_Goal_: Copy all the material that follows, keeping every character the same.

###

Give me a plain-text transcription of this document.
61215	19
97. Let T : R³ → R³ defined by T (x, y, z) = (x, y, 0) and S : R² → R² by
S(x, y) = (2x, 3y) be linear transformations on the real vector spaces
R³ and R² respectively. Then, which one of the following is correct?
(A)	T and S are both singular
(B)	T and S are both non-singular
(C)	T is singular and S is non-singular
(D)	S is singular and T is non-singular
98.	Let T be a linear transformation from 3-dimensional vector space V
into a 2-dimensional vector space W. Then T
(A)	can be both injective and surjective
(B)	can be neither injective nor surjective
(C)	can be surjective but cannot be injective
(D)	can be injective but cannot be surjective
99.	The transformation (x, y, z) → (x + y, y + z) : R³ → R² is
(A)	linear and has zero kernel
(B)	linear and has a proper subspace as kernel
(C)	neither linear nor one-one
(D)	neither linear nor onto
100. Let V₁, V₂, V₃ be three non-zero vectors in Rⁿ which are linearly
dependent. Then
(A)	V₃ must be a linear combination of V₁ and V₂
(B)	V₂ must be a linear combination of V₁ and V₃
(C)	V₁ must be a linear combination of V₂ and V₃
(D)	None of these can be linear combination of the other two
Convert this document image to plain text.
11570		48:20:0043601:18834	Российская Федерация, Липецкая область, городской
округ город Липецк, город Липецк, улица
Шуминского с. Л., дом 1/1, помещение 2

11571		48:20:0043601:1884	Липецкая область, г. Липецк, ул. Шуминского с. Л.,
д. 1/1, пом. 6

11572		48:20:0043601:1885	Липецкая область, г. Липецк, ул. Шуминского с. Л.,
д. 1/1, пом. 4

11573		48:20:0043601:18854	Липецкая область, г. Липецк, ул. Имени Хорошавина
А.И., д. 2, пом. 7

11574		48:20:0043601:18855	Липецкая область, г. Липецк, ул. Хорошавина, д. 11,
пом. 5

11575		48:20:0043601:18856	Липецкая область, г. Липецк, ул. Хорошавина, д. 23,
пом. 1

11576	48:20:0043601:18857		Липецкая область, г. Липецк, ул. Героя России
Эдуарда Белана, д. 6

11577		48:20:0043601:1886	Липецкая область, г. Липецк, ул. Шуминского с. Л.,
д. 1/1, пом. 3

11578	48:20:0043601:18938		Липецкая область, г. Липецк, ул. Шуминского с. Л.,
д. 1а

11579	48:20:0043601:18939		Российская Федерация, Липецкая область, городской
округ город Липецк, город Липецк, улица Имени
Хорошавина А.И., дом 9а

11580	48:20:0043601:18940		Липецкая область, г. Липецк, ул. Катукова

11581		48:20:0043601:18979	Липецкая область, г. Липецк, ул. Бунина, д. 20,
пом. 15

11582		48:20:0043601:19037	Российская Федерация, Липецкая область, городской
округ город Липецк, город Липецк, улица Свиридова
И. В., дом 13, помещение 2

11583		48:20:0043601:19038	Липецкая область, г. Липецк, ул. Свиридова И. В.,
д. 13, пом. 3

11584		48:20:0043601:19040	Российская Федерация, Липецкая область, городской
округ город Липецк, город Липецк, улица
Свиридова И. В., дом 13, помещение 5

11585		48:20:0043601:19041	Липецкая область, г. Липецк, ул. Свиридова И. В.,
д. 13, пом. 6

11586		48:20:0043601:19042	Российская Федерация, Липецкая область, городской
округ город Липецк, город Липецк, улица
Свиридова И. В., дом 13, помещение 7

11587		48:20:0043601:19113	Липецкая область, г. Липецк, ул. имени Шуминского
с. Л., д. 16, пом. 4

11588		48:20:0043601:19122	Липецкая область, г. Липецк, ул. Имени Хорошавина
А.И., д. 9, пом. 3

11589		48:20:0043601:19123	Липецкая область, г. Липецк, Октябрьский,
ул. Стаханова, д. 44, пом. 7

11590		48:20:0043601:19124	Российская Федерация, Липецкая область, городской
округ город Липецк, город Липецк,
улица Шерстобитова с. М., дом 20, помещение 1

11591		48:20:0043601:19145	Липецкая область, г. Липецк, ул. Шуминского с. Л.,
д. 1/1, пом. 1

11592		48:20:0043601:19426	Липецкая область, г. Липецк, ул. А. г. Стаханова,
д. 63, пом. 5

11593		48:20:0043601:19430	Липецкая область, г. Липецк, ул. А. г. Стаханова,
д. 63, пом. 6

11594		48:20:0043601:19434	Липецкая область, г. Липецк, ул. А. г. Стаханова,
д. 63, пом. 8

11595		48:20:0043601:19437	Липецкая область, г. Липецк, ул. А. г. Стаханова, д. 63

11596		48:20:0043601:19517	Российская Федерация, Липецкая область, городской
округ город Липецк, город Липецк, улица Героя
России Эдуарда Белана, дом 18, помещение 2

###

_Response below_:
Give me a plain-text transcription of this document.
61215	19
97. Let T : R³ → R³ defined by T (x, y, z) = (x, y, 0) and S : R² → R² by
S(x, y) = (2x, 3y) be linear transformations on the real vector spaces
R³ and R² respectively. Then, which one of the following is correct?
(A)	T and S are both singular
(B)	T and S are both non-singular
(C)	T is singular and S is non-singular
(D)	S is singular and T is non-singular
98.	Let T be a linear transformation from 3-dimensional vector space V
into a 2-dimensional vector space W. Then T
(A)	can be both injective and surjective
(B)	can be neither injective nor surjective
(C)	can be surjective but cannot be injective
(D)	can be injective but cannot be surjective
99.	The transformation (x, y, z) → (x + y, y + z) : R³ → R² is
(A)	linear and has zero kernel
(B)	linear and has a proper subspace as kernel
(C)	neither linear nor one-one
(D)	neither linear nor onto
100. Let V₁, V₂, V₃ be three non-zero vectors in Rⁿ which are linearly
dependent. Then
(A)	V₃ must be a linear combination of V₁ and V₂
(B)	V₂ must be a linear combination of V₁ and V₃
(C)	V₁ must be a linear combination of V₂ and V₃
(D)	None of these can be linear combination of the other two
Convert this document image to plain text.
11570		48:20:0043601:18834	Российская Федерация, Липецкая область, городской
округ город Липецк, город Липецк, улица
Шуминского с. Л., дом 1/1, помещение 2

11571		48:20:0043601:1884	Липецкая область, г. Липецк, ул. Шуминского с. Л.,
д. 1/1, пом. 6

11572		48:20:0043601:1885	Липецкая область, г. Липецк, ул. Шуминского с. Л.,
д. 1/1, пом. 4

11573		48:20:0043601:18854	Липецкая область, г. Липецк, ул. Имени Хорошавина
А.И., д. 2, пом. 7

11574		48:20:0043601:18855	Липецкая область, г. Липецк, ул. Хорошавина, д. 11,
пом. 5

11575		48:20:0043601:18856	Липецкая область, г. Липецк, ул. Хорошавина, д. 23,
пом. 1

11576	48:20:0043601:18857		Липецкая область, г. Липецк, ул. Героя России
Эдуарда Белана, д. 6

11577		48:20:0043601:1886	Липецкая область, г. Липецк, ул. Шуминского с. Л.,
д. 1/1, пом. 3

11578	48:20:0043601:18938		Липецкая область, г. Липецк, ул. Шуминского с. Л.,
д. 1а

11579	48:20:0043601:18939		Российская Федерация, Липецкая область, городской
округ город Липецк, город Липецк, улица Имени
Хорошавина А.И., дом 9а

11580	48:20:0043601:18940		Липецкая область, г. Липецк, ул. Катукова

11581		48:20:0043601:18979	Липецкая область, г. Липецк, ул. Бунина, д. 20,
пом. 15

11582		48:20:0043601:19037	Российская Федерация, Липецкая область, городской
округ город Липецк, город Липецк, улица Свиридова
И. В., дом 13, помещение 2

11583		48:20:0043601:19038	Липецкая область, г. Липецк, ул. Свиридова И. В.,
д. 13, пом. 3

11584		48:20:0043601:19040	Российская Федерация, Липецкая область, городской
округ город Липецк, город Липецк, улица
Свиридова И. В., дом 13, помещение 5

11585		48:20:0043601:19041	Липецкая область, г. Липецк, ул. Свиридова И. В.,
д. 13, пом. 6

11586		48:20:0043601:19042	Российская Федерация, Липецкая область, городской
округ город Липецк, город Липецк, улица
Свиридова И. В., дом 13, помещение 7

11587		48:20:0043601:19113	Липецкая область, г. Липецк, ул. имени Шуминского
с. Л., д. 16, пом. 4

11588		48:20:0043601:19122	Липецкая область, г. Липецк, ул. Имени Хорошавина
А.И., д. 9, пом. 3

11589		48:20:0043601:19123	Липецкая область, г. Липецк, Октябрьский,
ул. Стаханова, д. 44, пом. 7

11590		48:20:0043601:19124	Российская Федерация, Липецкая область, городской
округ город Липецк, город Липецк,
улица Шерстобитова с. М., дом 20, помещение 1

11591		48:20:0043601:19145	Липецкая область, г. Липецк, ул. Шуминского с. Л.,
д. 1/1, пом. 1

11592		48:20:0043601:19426	Липецкая область, г. Липецк, ул. А. г. Стаханова,
д. 63, пом. 5

11593		48:20:0043601:19430	Липецкая область, г. Липецк, ул. А. г. Стаханова,
д. 63, пом. 6

11594		48:20:0043601:19434	Липецкая область, г. Липецк, ул. А. г. Стаханова,
д. 63, пом. 8

11595		48:20:0043601:19437	Липецкая область, г. Липецк, ул. А. г. Стаханова, д. 63

11596		48:20:0043601:19517	Российская Федерация, Липецкая область, городской
округ город Липецк, город Липецк, улица Героя
России Эдуарда Белана, дом 18, помещение 2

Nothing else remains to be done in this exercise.